[start]

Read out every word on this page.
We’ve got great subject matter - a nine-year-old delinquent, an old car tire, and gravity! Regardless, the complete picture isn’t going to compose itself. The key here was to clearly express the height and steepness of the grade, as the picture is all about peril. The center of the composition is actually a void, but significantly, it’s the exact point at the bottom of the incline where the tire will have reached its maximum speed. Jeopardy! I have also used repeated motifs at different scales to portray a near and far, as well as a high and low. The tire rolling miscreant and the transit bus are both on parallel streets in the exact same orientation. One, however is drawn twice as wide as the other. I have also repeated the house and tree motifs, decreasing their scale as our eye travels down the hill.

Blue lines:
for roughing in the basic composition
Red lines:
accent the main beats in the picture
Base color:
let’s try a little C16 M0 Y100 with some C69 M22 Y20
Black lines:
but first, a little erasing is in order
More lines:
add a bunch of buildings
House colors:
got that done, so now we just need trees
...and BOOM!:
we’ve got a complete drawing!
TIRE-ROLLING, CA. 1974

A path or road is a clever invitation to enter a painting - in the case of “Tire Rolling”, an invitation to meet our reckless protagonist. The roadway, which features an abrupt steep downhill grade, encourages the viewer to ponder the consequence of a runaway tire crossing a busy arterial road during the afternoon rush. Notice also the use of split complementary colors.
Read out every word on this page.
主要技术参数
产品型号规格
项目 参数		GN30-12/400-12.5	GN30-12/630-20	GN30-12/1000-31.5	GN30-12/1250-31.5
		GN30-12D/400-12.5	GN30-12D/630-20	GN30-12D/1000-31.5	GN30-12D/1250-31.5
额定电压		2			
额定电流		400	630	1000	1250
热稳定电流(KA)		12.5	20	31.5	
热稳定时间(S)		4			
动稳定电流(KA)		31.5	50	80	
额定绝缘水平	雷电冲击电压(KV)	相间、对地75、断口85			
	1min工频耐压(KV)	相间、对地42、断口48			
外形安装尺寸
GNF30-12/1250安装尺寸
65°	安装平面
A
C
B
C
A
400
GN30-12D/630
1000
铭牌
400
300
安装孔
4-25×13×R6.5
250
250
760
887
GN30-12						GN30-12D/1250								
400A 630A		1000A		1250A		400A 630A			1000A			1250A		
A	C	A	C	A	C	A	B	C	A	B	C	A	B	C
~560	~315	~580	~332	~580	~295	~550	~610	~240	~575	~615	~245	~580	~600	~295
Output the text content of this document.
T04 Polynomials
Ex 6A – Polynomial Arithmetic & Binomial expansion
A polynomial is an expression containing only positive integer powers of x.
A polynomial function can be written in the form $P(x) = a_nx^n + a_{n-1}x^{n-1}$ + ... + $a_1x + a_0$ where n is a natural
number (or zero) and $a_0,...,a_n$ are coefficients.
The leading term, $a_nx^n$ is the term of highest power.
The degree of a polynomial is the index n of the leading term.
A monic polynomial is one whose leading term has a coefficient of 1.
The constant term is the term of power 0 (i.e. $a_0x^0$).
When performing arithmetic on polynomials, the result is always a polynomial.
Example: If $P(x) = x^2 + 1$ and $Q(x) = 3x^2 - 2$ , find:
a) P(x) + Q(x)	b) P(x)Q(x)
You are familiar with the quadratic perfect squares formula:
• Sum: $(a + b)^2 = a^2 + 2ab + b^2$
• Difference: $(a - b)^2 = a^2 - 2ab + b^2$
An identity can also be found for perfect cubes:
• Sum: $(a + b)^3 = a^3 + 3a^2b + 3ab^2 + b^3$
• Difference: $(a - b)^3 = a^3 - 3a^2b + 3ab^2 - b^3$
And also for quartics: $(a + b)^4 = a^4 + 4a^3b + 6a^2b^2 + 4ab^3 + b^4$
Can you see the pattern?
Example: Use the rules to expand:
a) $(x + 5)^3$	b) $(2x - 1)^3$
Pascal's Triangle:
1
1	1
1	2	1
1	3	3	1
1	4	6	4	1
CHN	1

[end]

Nothing should be left out: return all of the records exactly.

> Result below:
Read out every word on this page.
We’ve got great subject matter - a nine-year-old delinquent, an old car tire, and gravity! Regardless, the complete picture isn’t going to compose itself. The key here was to clearly express the height and steepness of the grade, as the picture is all about peril. The center of the composition is actually a void, but significantly, it’s the exact point at the bottom of the incline where the tire will have reached its maximum speed. Jeopardy! I have also used repeated motifs at different scales to portray a near and far, as well as a high and low. The tire rolling miscreant and the transit bus are both on parallel streets in the exact same orientation. One, however is drawn twice as wide as the other. I have also repeated the house and tree motifs, decreasing their scale as our eye travels down the hill.

Blue lines:
for roughing in the basic composition
Red lines:
accent the main beats in the picture
Base color:
let’s try a little C16 M0 Y100 with some C69 M22 Y20
Black lines:
but first, a little erasing is in order
More lines:
add a bunch of buildings
House colors:
got that done, so now we just need trees
...and BOOM!:
we’ve got a complete drawing!
TIRE-ROLLING, CA. 1974

A path or road is a clever invitation to enter a painting - in the case of “Tire Rolling”, an invitation to meet our reckless protagonist. The roadway, which features an abrupt steep downhill grade, encourages the viewer to ponder the consequence of a runaway tire crossing a busy arterial road during the afternoon rush. Notice also the use of split complementary colors.
Read out every word on this page.
主要技术参数
产品型号规格
项目 参数		GN30-12/400-12.5	GN30-12/630-20	GN30-12/1000-31.5	GN30-12/1250-31.5
		GN30-12D/400-12.5	GN30-12D/630-20	GN30-12D/1000-31.5	GN30-12D/1250-31.5
额定电压		2			
额定电流		400	630	1000	1250
热稳定电流(KA)		12.5	20	31.5	
热稳定时间(S)		4			
动稳定电流(KA)		31.5	50	80	
额定绝缘水平	雷电冲击电压(KV)	相间、对地75、断口85			
	1min工频耐压(KV)	相间、对地42、断口48			
外形安装尺寸
GNF30-12/1250安装尺寸
65°	安装平面
A
C
B
C
A
400
GN30-12D/630
1000
铭牌
400
300
安装孔
4-25×13×R6.5
250
250
760
887
GN30-12						GN30-12D/1250								
400A 630A		1000A		1250A		400A 630A			1000A			1250A		
A	C	A	C	A	C	A	B	C	A	B	C	A	B	C
~560	~315	~580	~332	~580	~295	~550	~610	~240	~575	~615	~245	~580	~600	~295
Output the text content of this document.
T04 Polynomials
Ex 6A – Polynomial Arithmetic & Binomial expansion
A polynomial is an expression containing only positive integer powers of x.
A polynomial function can be written in the form $P(x) = a_nx^n + a_{n-1}x^{n-1}$ + ... + $a_1x + a_0$ where n is a natural
number (or zero) and $a_0,...,a_n$ are coefficients.
The leading term, $a_nx^n$ is the term of highest power.
The degree of a polynomial is the index n of the leading term.
A monic polynomial is one whose leading term has a coefficient of 1.
The constant term is the term of power 0 (i.e. $a_0x^0$).
When performing arithmetic on polynomials, the result is always a polynomial.
Example: If $P(x) = x^2 + 1$ and $Q(x) = 3x^2 - 2$ , find:
a) P(x) + Q(x)	b) P(x)Q(x)
You are familiar with the quadratic perfect squares formula:
• Sum: $(a + b)^2 = a^2 + 2ab + b^2$
• Difference: $(a - b)^2 = a^2 - 2ab + b^2$
An identity can also be found for perfect cubes:
• Sum: $(a + b)^3 = a^3 + 3a^2b + 3ab^2 + b^3$
• Difference: $(a - b)^3 = a^3 - 3a^2b + 3ab^2 - b^3$
And also for quartics: $(a + b)^4 = a^4 + 4a^3b + 6a^2b^2 + 4ab^3 + b^4$
Can you see the pattern?
Example: Use the rules to expand:
a) $(x + 5)^3$	b) $(2x - 1)^3$
Pascal's Triangle:
1
1	1
1	2	1
1	3	3	1
1	4	6	4	1
CHN	1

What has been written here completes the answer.